Repeat, line for line, the entries printed below.

Stored items from a collection:
[start]
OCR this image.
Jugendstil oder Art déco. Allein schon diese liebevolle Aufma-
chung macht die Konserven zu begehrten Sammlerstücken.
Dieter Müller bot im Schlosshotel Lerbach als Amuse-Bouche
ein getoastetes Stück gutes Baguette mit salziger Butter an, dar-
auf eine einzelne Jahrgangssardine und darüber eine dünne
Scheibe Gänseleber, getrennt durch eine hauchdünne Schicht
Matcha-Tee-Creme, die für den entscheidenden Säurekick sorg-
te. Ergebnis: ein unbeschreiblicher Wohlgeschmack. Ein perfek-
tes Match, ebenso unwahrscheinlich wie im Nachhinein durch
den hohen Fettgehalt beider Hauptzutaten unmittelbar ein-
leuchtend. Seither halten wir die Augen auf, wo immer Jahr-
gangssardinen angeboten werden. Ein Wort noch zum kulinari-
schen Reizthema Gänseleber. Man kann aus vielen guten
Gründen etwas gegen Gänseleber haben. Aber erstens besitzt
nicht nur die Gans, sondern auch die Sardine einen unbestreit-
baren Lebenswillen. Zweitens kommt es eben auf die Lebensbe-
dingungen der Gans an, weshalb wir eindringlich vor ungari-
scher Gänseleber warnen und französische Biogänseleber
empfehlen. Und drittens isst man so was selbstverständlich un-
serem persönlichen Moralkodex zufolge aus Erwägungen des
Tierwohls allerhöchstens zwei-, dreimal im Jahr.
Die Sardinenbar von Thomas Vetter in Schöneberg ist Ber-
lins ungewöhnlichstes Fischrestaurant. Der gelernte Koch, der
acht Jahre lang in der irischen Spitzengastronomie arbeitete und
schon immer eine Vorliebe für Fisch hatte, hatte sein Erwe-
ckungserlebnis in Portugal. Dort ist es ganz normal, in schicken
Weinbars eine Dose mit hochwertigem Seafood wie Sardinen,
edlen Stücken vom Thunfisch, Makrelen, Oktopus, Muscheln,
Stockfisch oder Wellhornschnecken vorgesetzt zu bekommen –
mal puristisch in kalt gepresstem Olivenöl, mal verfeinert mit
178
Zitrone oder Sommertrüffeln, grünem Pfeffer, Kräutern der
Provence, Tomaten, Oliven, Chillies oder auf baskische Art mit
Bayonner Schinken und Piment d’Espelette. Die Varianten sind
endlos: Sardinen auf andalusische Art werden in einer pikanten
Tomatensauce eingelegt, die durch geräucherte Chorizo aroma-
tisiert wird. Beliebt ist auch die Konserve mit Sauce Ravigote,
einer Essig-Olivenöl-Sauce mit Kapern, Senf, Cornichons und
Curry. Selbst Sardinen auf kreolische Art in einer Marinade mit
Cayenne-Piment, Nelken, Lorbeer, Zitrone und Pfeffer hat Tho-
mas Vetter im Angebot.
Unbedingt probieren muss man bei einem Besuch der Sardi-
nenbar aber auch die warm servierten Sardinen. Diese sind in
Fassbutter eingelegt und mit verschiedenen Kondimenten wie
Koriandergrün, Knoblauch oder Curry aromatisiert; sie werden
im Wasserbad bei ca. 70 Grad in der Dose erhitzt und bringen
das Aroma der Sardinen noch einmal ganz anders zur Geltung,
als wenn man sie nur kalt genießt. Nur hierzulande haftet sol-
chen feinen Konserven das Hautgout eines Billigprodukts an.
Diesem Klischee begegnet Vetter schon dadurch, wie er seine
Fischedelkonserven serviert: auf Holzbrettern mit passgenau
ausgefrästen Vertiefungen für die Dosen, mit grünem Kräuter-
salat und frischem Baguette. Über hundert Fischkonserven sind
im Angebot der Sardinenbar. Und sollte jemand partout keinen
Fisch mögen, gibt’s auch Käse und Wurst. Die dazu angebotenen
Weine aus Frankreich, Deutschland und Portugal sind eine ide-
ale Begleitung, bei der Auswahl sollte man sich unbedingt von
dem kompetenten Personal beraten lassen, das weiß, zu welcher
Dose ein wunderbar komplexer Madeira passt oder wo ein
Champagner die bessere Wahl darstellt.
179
[end]
(FINAL RESULT):
OCR this image.
Jugendstil oder Art déco. Allein schon diese liebevolle Aufma-
chung macht die Konserven zu begehrten Sammlerstücken.
Dieter Müller bot im Schlosshotel Lerbach als Amuse-Bouche
ein getoastetes Stück gutes Baguette mit salziger Butter an, dar-
auf eine einzelne Jahrgangssardine und darüber eine dünne
Scheibe Gänseleber, getrennt durch eine hauchdünne Schicht
Matcha-Tee-Creme, die für den entscheidenden Säurekick sorg-
te. Ergebnis: ein unbeschreiblicher Wohlgeschmack. Ein perfek-
tes Match, ebenso unwahrscheinlich wie im Nachhinein durch
den hohen Fettgehalt beider Hauptzutaten unmittelbar ein-
leuchtend. Seither halten wir die Augen auf, wo immer Jahr-
gangssardinen angeboten werden. Ein Wort noch zum kulinari-
schen Reizthema Gänseleber. Man kann aus vielen guten
Gründen etwas gegen Gänseleber haben. Aber erstens besitzt
nicht nur die Gans, sondern auch die Sardine einen unbestreit-
baren Lebenswillen. Zweitens kommt es eben auf die Lebensbe-
dingungen der Gans an, weshalb wir eindringlich vor ungari-
scher Gänseleber warnen und französische Biogänseleber
empfehlen. Und drittens isst man so was selbstverständlich un-
serem persönlichen Moralkodex zufolge aus Erwägungen des
Tierwohls allerhöchstens zwei-, dreimal im Jahr.
Die Sardinenbar von Thomas Vetter in Schöneberg ist Ber-
lins ungewöhnlichstes Fischrestaurant. Der gelernte Koch, der
acht Jahre lang in der irischen Spitzengastronomie arbeitete und
schon immer eine Vorliebe für Fisch hatte, hatte sein Erwe-
ckungserlebnis in Portugal. Dort ist es ganz normal, in schicken
Weinbars eine Dose mit hochwertigem Seafood wie Sardinen,
edlen Stücken vom Thunfisch, Makrelen, Oktopus, Muscheln,
Stockfisch oder Wellhornschnecken vorgesetzt zu bekommen –
mal puristisch in kalt gepresstem Olivenöl, mal verfeinert mit
178
Zitrone oder Sommertrüffeln, grünem Pfeffer, Kräutern der
Provence, Tomaten, Oliven, Chillies oder auf baskische Art mit
Bayonner Schinken und Piment d’Espelette. Die Varianten sind
endlos: Sardinen auf andalusische Art werden in einer pikanten
Tomatensauce eingelegt, die durch geräucherte Chorizo aroma-
tisiert wird. Beliebt ist auch die Konserve mit Sauce Ravigote,
einer Essig-Olivenöl-Sauce mit Kapern, Senf, Cornichons und
Curry. Selbst Sardinen auf kreolische Art in einer Marinade mit
Cayenne-Piment, Nelken, Lorbeer, Zitrone und Pfeffer hat Tho-
mas Vetter im Angebot.
Unbedingt probieren muss man bei einem Besuch der Sardi-
nenbar aber auch die warm servierten Sardinen. Diese sind in
Fassbutter eingelegt und mit verschiedenen Kondimenten wie
Koriandergrün, Knoblauch oder Curry aromatisiert; sie werden
im Wasserbad bei ca. 70 Grad in der Dose erhitzt und bringen
das Aroma der Sardinen noch einmal ganz anders zur Geltung,
als wenn man sie nur kalt genießt. Nur hierzulande haftet sol-
chen feinen Konserven das Hautgout eines Billigprodukts an.
Diesem Klischee begegnet Vetter schon dadurch, wie er seine
Fischedelkonserven serviert: auf Holzbrettern mit passgenau
ausgefrästen Vertiefungen für die Dosen, mit grünem Kräuter-
salat und frischem Baguette. Über hundert Fischkonserven sind
im Angebot der Sardinenbar. Und sollte jemand partout keinen
Fisch mögen, gibt’s auch Käse und Wurst. Die dazu angebotenen
Weine aus Frankreich, Deutschland und Portugal sind eine ide-
ale Begleitung, bei der Auswahl sollte man sich unbedingt von
dem kompetenten Personal beraten lassen, das weiß, zu welcher
Dose ein wunderbar komplexer Madeira passt oder wo ein
Champagner die bessere Wahl darstellt.
179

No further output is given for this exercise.